***** Records *****
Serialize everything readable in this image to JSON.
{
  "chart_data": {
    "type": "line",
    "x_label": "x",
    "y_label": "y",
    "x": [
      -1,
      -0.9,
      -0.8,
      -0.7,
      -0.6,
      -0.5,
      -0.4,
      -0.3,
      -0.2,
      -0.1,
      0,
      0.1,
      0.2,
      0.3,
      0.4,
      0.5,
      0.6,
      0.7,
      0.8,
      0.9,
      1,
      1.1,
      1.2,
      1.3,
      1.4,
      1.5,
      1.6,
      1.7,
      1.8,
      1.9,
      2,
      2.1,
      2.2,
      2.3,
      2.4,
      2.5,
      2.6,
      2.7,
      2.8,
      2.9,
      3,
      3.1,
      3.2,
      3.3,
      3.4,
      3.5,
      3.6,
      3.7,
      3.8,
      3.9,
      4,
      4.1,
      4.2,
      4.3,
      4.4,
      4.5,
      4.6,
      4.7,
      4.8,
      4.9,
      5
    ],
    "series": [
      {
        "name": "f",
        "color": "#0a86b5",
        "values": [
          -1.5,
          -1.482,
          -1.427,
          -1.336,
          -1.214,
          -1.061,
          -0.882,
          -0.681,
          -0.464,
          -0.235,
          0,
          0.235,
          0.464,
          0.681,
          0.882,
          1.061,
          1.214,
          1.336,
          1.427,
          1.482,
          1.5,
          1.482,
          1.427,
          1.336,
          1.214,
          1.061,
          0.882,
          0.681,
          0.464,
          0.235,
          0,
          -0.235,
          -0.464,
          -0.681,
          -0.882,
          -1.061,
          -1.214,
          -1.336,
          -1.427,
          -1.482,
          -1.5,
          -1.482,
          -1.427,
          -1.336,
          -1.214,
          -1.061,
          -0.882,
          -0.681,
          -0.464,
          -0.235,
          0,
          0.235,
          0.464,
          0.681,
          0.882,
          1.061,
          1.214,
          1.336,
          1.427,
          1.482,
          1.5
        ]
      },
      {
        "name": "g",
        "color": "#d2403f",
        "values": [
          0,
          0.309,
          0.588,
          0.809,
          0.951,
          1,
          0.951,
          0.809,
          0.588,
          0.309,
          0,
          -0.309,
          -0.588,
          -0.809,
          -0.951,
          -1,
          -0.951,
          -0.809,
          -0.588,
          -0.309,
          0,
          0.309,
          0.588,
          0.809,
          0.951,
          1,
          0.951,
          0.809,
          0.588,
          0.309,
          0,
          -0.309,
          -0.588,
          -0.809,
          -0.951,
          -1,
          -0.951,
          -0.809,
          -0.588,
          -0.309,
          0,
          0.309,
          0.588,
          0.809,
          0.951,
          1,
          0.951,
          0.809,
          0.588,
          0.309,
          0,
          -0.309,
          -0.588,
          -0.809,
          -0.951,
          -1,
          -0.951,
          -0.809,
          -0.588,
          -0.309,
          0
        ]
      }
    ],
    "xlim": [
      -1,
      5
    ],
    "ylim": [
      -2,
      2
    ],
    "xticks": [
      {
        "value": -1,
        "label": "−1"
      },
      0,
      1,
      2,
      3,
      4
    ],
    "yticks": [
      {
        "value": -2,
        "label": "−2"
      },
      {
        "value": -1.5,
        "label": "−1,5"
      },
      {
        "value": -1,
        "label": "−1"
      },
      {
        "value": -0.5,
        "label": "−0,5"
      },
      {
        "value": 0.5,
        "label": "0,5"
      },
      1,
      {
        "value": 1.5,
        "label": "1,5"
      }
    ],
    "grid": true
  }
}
*****
### Your task
Go through the records above and set each one down exactly, please.

### Result of this exercise
Serialize everything readable in this image to JSON.
{
  "chart_data": {
    "type": "line",
    "x_label": "x",
    "y_label": "y",
    "x": [
      -1,
      -0.9,
      -0.8,
      -0.7,
      -0.6,
      -0.5,
      -0.4,
      -0.3,
      -0.2,
      -0.1,
      0,
      0.1,
      0.2,
      0.3,
      0.4,
      0.5,
      0.6,
      0.7,
      0.8,
      0.9,
      1,
      1.1,
      1.2,
      1.3,
      1.4,
      1.5,
      1.6,
      1.7,
      1.8,
      1.9,
      2,
      2.1,
      2.2,
      2.3,
      2.4,
      2.5,
      2.6,
      2.7,
      2.8,
      2.9,
      3,
      3.1,
      3.2,
      3.3,
      3.4,
      3.5,
      3.6,
      3.7,
      3.8,
      3.9,
      4,
      4.1,
      4.2,
      4.3,
      4.4,
      4.5,
      4.6,
      4.7,
      4.8,
      4.9,
      5
    ],
    "series": [
      {
        "name": "f",
        "color": "#0a86b5",
        "values": [
          -1.5,
          -1.482,
          -1.427,
          -1.336,
          -1.214,
          -1.061,
          -0.882,
          -0.681,
          -0.464,
          -0.235,
          0,
          0.235,
          0.464,
          0.681,
          0.882,
          1.061,
          1.214,
          1.336,
          1.427,
          1.482,
          1.5,
          1.482,
          1.427,
          1.336,
          1.214,
          1.061,
          0.882,
          0.681,
          0.464,
          0.235,
          0,
          -0.235,
          -0.464,
          -0.681,
          -0.882,
          -1.061,
          -1.214,
          -1.336,
          -1.427,
          -1.482,
          -1.5,
          -1.482,
          -1.427,
          -1.336,
          -1.214,
          -1.061,
          -0.882,
          -0.681,
          -0.464,
          -0.235,
          0,
          0.235,
          0.464,
          0.681,
          0.882,
          1.061,
          1.214,
          1.336,
          1.427,
          1.482,
          1.5
        ]
      },
      {
        "name": "g",
        "color": "#d2403f",
        "values": [
          0,
          0.309,
          0.588,
          0.809,
          0.951,
          1,
          0.951,
          0.809,
          0.588,
          0.309,
          0,
          -0.309,
          -0.588,
          -0.809,
          -0.951,
          -1,
          -0.951,
          -0.809,
          -0.588,
          -0.309,
          0,
          0.309,
          0.588,
          0.809,
          0.951,
          1,
          0.951,
          0.809,
          0.588,
          0.309,
          0,
          -0.309,
          -0.588,
          -0.809,
          -0.951,
          -1,
          -0.951,
          -0.809,
          -0.588,
          -0.309,
          0,
          0.309,
          0.588,
          0.809,
          0.951,
          1,
          0.951,
          0.809,
          0.588,
          0.309,
          0,
          -0.309,
          -0.588,
          -0.809,
          -0.951,
          -1,
          -0.951,
          -0.809,
          -0.588,
          -0.309,
          0
        ]
      }
    ],
    "xlim": [
      -1,
      5
    ],
    "ylim": [
      -2,
      2
    ],
    "xticks": [
      {
        "value": -1,
        "label": "−1"
      },
      0,
      1,
      2,
      3,
      4
    ],
    "yticks": [
      {
        "value": -2,
        "label": "−2"
      },
      {
        "value": -1.5,
        "label": "−1,5"
      },
      {
        "value": -1,
        "label": "−1"
      },
      {
        "value": -0.5,
        "label": "−0,5"
      },
      {
        "value": 0.5,
        "label": "0,5"
      },
      1,
      {
        "value": 1.5,
        "label": "1,5"
      }
    ],
    "grid": true
  }
}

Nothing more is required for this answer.